▶ Selected passage
━━━━━━━━━━

At [48], Martin Spencer J noted that on the interpretation advocated by counsel for the buyer, “the fact I have held that delivery, or purported delivery, is a pre-condition to the obligation to pay the price would mean that section 49(2) is not fulfilled”, and continued: “However, in my judgment that interpretation is not correct”, citing Mitsubishi. If by that Martin Spencer J was drawing a distinction between cases where delivery and payment are concurrent conditions (to which s.49(2) would not apply) and cases where delivery is a condition precedent to payment (to which s.49(2) would apply, subject to ‘day certain’), that would, I think, still be inconsistent with the ratio of the prior decisions. There is also an internal inconsistency there, I think, in that Martin Spencer J’s conclusion that delivery was a pre-condition for payment was in these terms, at [39]:
“The starting point is, as [counsel for the buyer] submitted, that this contract is one which provides that delivery of the goods is a “condition precedent” to payment of the price. … . Thus, this is not one of those contracts such as in Totsa [], where the obligation to pay arose on delivery of documents, irrespective of delivery of the goods” (my emphasis).
In Totsa, viz. Totsa Total Oil Trading SA v Bharat Petroleum Corp [2005] EWHC 1641 (Comm), s.49 of the Act was not raised or considered. The contract was an f.o.b. contract, payment against invoice and usual shipping documents not later than 30 days after the bill of lading date. Martin Spencer J does not identify a source for the view that the price in Totsa was payable irrespective of delivery. If it was simply the contrast he drew between a delivery of usual shipping documents and a delivery of goods, in my view that misunderstood the ordinary incidents of international sales. As it happens, therefore, I think it was incorrect to say that the contract in Totsa provided for the price to be payable ‘irrespective of delivery’; but that does not remove the internal inconsistency in Readie Construction between holding at [39] that the contract was not a contract providing for payment irrespective of delivery, and deciding the case at [46]-[49] on the basis that it was such a contract.

━━━━━━━━━━

▶ Supplied information
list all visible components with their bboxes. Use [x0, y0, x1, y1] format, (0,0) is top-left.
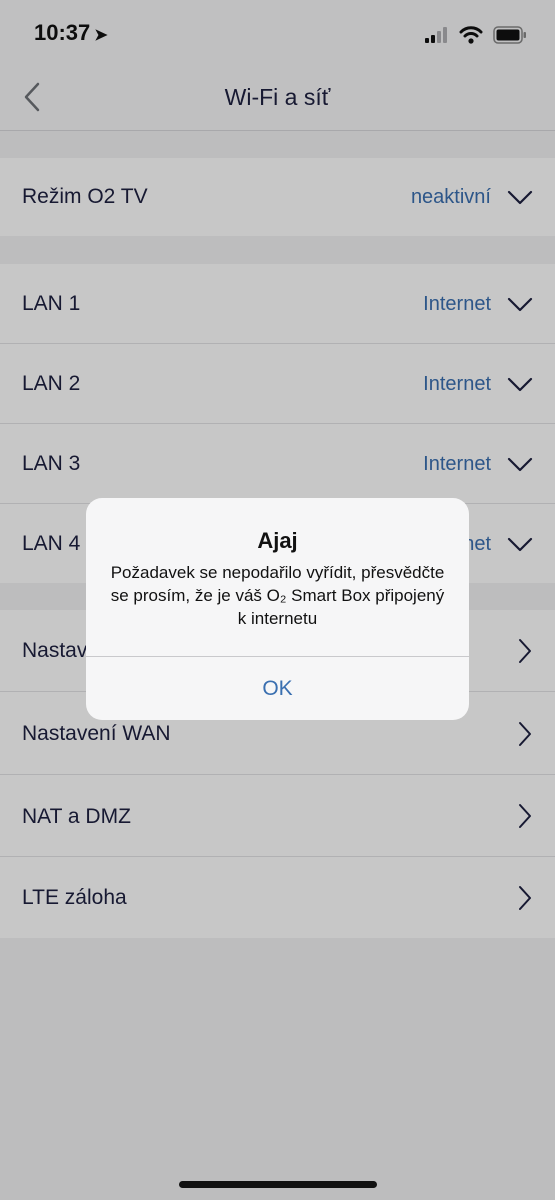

━━━━━━━━━━

▶ Tasks for this exercise
1. According to the judgment excerpt on section 49(2), why is there an internal inconsistency in Readie Construction? Answer in one to three sentences.
2. In the judgment excerpt on section 49(2), what kind of contract was at issue in Totsa?

▶ Per-task answers
1. At [39], Martin Spencer J held that the contract was not one providing for payment irrespective of delivery. Yet at [46]-[49] he decided the case on the basis that it was such a contract.

2. An f.o.b. contract.